Transcribe all of the material exactly.

[Dataset entries on figures]
Start
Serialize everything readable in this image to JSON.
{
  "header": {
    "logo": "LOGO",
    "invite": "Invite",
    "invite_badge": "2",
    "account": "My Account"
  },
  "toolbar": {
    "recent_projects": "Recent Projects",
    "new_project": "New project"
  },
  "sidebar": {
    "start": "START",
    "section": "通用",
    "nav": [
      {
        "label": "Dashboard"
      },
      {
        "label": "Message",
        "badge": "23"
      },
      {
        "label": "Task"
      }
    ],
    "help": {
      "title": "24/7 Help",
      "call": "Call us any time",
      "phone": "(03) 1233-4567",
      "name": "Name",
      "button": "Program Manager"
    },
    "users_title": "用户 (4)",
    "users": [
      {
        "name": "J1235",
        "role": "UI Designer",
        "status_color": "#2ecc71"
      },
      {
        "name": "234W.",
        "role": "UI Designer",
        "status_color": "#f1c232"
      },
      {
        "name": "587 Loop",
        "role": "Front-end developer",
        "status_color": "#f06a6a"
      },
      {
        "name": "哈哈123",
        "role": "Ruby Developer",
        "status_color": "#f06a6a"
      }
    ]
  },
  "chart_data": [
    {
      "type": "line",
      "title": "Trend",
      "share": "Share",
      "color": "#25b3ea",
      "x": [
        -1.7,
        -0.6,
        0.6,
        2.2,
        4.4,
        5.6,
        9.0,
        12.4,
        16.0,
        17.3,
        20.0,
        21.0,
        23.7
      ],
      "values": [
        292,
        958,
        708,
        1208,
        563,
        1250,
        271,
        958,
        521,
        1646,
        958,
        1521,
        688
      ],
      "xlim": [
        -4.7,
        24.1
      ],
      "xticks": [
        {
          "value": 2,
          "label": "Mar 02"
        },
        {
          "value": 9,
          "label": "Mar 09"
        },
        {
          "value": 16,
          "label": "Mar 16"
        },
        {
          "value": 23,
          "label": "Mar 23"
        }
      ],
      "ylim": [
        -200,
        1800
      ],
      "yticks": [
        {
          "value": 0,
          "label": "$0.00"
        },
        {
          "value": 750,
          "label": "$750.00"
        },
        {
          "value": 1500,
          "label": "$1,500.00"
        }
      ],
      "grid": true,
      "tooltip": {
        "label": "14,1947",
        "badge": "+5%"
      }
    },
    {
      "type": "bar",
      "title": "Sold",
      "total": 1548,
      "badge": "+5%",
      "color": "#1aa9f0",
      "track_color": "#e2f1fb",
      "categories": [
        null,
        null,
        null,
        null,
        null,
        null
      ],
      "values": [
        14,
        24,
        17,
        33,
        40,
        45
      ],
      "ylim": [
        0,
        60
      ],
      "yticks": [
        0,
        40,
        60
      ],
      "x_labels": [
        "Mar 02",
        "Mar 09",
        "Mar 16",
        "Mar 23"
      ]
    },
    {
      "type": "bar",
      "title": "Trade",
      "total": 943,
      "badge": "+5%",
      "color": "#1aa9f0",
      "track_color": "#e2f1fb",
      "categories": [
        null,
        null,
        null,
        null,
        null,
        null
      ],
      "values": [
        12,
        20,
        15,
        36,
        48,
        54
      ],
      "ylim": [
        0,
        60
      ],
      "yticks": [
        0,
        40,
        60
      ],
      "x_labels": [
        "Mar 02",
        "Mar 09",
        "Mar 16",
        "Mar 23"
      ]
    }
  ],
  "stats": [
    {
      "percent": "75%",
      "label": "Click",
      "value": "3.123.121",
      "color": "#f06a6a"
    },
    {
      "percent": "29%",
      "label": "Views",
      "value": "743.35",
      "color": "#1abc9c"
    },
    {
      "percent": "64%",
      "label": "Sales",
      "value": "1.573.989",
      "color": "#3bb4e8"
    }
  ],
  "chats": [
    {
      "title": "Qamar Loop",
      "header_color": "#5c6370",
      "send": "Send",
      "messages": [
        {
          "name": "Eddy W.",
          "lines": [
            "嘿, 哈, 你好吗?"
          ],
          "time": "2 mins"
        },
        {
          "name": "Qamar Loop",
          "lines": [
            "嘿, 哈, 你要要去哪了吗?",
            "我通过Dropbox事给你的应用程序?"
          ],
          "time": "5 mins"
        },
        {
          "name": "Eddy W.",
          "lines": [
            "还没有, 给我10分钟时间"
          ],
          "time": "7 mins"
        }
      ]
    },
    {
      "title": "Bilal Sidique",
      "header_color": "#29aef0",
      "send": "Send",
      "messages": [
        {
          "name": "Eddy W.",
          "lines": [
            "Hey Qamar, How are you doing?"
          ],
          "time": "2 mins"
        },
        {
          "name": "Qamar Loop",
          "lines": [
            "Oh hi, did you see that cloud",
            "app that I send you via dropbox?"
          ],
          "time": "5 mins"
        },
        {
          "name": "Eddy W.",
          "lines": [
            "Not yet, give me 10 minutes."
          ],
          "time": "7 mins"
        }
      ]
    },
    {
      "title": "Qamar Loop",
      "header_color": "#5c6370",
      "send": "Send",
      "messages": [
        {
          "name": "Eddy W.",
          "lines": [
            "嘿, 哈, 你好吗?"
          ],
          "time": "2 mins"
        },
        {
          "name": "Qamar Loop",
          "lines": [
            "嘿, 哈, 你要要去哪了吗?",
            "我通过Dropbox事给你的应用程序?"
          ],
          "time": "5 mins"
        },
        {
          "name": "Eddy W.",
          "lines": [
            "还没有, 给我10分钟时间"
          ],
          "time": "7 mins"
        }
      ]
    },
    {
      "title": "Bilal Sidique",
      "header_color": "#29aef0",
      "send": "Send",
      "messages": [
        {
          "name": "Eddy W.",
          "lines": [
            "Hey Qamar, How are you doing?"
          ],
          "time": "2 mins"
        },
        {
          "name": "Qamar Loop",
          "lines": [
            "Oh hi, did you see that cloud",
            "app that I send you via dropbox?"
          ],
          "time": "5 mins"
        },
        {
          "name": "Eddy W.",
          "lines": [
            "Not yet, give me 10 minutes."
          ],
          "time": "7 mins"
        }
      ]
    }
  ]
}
End
SOLVED PROBLEM
Serialize everything readable in this image to JSON.
{
  "header": {
    "logo": "LOGO",
    "invite": "Invite",
    "invite_badge": "2",
    "account": "My Account"
  },
  "toolbar": {
    "recent_projects": "Recent Projects",
    "new_project": "New project"
  },
  "sidebar": {
    "start": "START",
    "section": "通用",
    "nav": [
      {
        "label": "Dashboard"
      },
      {
        "label": "Message",
        "badge": "23"
      },
      {
        "label": "Task"
      }
    ],
    "help": {
      "title": "24/7 Help",
      "call": "Call us any time",
      "phone": "(03) 1233-4567",
      "name": "Name",
      "button": "Program Manager"
    },
    "users_title": "用户 (4)",
    "users": [
      {
        "name": "J1235",
        "role": "UI Designer",
        "status_color": "#2ecc71"
      },
      {
        "name": "234W.",
        "role": "UI Designer",
        "status_color": "#f1c232"
      },
      {
        "name": "587 Loop",
        "role": "Front-end developer",
        "status_color": "#f06a6a"
      },
      {
        "name": "哈哈123",
        "role": "Ruby Developer",
        "status_color": "#f06a6a"
      }
    ]
  },
  "chart_data": [
    {
      "type": "line",
      "title": "Trend",
      "share": "Share",
      "color": "#25b3ea",
      "x": [
        -1.7,
        -0.6,
        0.6,
        2.2,
        4.4,
        5.6,
        9.0,
        12.4,
        16.0,
        17.3,
        20.0,
        21.0,
        23.7
      ],
      "values": [
        292,
        958,
        708,
        1208,
        563,
        1250,
        271,
        958,
        521,
        1646,
        958,
        1521,
        688
      ],
      "xlim": [
        -4.7,
        24.1
      ],
      "xticks": [
        {
          "value": 2,
          "label": "Mar 02"
        },
        {
          "value": 9,
          "label": "Mar 09"
        },
        {
          "value": 16,
          "label": "Mar 16"
        },
        {
          "value": 23,
          "label": "Mar 23"
        }
      ],
      "ylim": [
        -200,
        1800
      ],
      "yticks": [
        {
          "value": 0,
          "label": "$0.00"
        },
        {
          "value": 750,
          "label": "$750.00"
        },
        {
          "value": 1500,
          "label": "$1,500.00"
        }
      ],
      "grid": true,
      "tooltip": {
        "label": "14,1947",
        "badge": "+5%"
      }
    },
    {
      "type": "bar",
      "title": "Sold",
      "total": 1548,
      "badge": "+5%",
      "color": "#1aa9f0",
      "track_color": "#e2f1fb",
      "categories": [
        null,
        null,
        null,
        null,
        null,
        null
      ],
      "values": [
        14,
        24,
        17,
        33,
        40,
        45
      ],
      "ylim": [
        0,
        60
      ],
      "yticks": [
        0,
        40,
        60
      ],
      "x_labels": [
        "Mar 02",
        "Mar 09",
        "Mar 16",
        "Mar 23"
      ]
    },
    {
      "type": "bar",
      "title": "Trade",
      "total": 943,
      "badge": "+5%",
      "color": "#1aa9f0",
      "track_color": "#e2f1fb",
      "categories": [
        null,
        null,
        null,
        null,
        null,
        null
      ],
      "values": [
        12,
        20,
        15,
        36,
        48,
        54
      ],
      "ylim": [
        0,
        60
      ],
      "yticks": [
        0,
        40,
        60
      ],
      "x_labels": [
        "Mar 02",
        "Mar 09",
        "Mar 16",
        "Mar 23"
      ]
    }
  ],
  "stats": [
    {
      "percent": "75%",
      "label": "Click",
      "value": "3.123.121",
      "color": "#f06a6a"
    },
    {
      "percent": "29%",
      "label": "Views",
      "value": "743.35",
      "color": "#1abc9c"
    },
    {
      "percent": "64%",
      "label": "Sales",
      "value": "1.573.989",
      "color": "#3bb4e8"
    }
  ],
  "chats": [
    {
      "title": "Qamar Loop",
      "header_color": "#5c6370",
      "send": "Send",
      "messages": [
        {
          "name": "Eddy W.",
          "lines": [
            "嘿, 哈, 你好吗?"
          ],
          "time": "2 mins"
        },
        {
          "name": "Qamar Loop",
          "lines": [
            "嘿, 哈, 你要要去哪了吗?",
            "我通过Dropbox事给你的应用程序?"
          ],
          "time": "5 mins"
        },
        {
          "name": "Eddy W.",
          "lines": [
            "还没有, 给我10分钟时间"
          ],
          "time": "7 mins"
        }
      ]
    },
    {
      "title": "Bilal Sidique",
      "header_color": "#29aef0",
      "send": "Send",
      "messages": [
        {
          "name": "Eddy W.",
          "lines": [
            "Hey Qamar, How are you doing?"
          ],
          "time": "2 mins"
        },
        {
          "name": "Qamar Loop",
          "lines": [
            "Oh hi, did you see that cloud",
            "app that I send you via dropbox?"
          ],
          "time": "5 mins"
        },
        {
          "name": "Eddy W.",
          "lines": [
            "Not yet, give me 10 minutes."
          ],
          "time": "7 mins"
        }
      ]
    },
    {
      "title": "Qamar Loop",
      "header_color": "#5c6370",
      "send": "Send",
      "messages": [
        {
          "name": "Eddy W.",
          "lines": [
            "嘿, 哈, 你好吗?"
          ],
          "time": "2 mins"
        },
        {
          "name": "Qamar Loop",
          "lines": [
            "嘿, 哈, 你要要去哪了吗?",
            "我通过Dropbox事给你的应用程序?"
          ],
          "time": "5 mins"
        },
        {
          "name": "Eddy W.",
          "lines": [
            "还没有, 给我10分钟时间"
          ],
          "time": "7 mins"
        }
      ]
    },
    {
      "title": "Bilal Sidique",
      "header_color": "#29aef0",
      "send": "Send",
      "messages": [
        {
          "name": "Eddy W.",
          "lines": [
            "Hey Qamar, How are you doing?"
          ],
          "time": "2 mins"
        },
        {
          "name": "Qamar Loop",
          "lines": [
            "Oh hi, did you see that cloud",
            "app that I send you via dropbox?"
          ],
          "time": "5 mins"
        },
        {
          "name": "Eddy W.",
          "lines": [
            "Not yet, give me 10 minutes."
          ],
          "time": "7 mins"
        }
      ]
    }
  ]
}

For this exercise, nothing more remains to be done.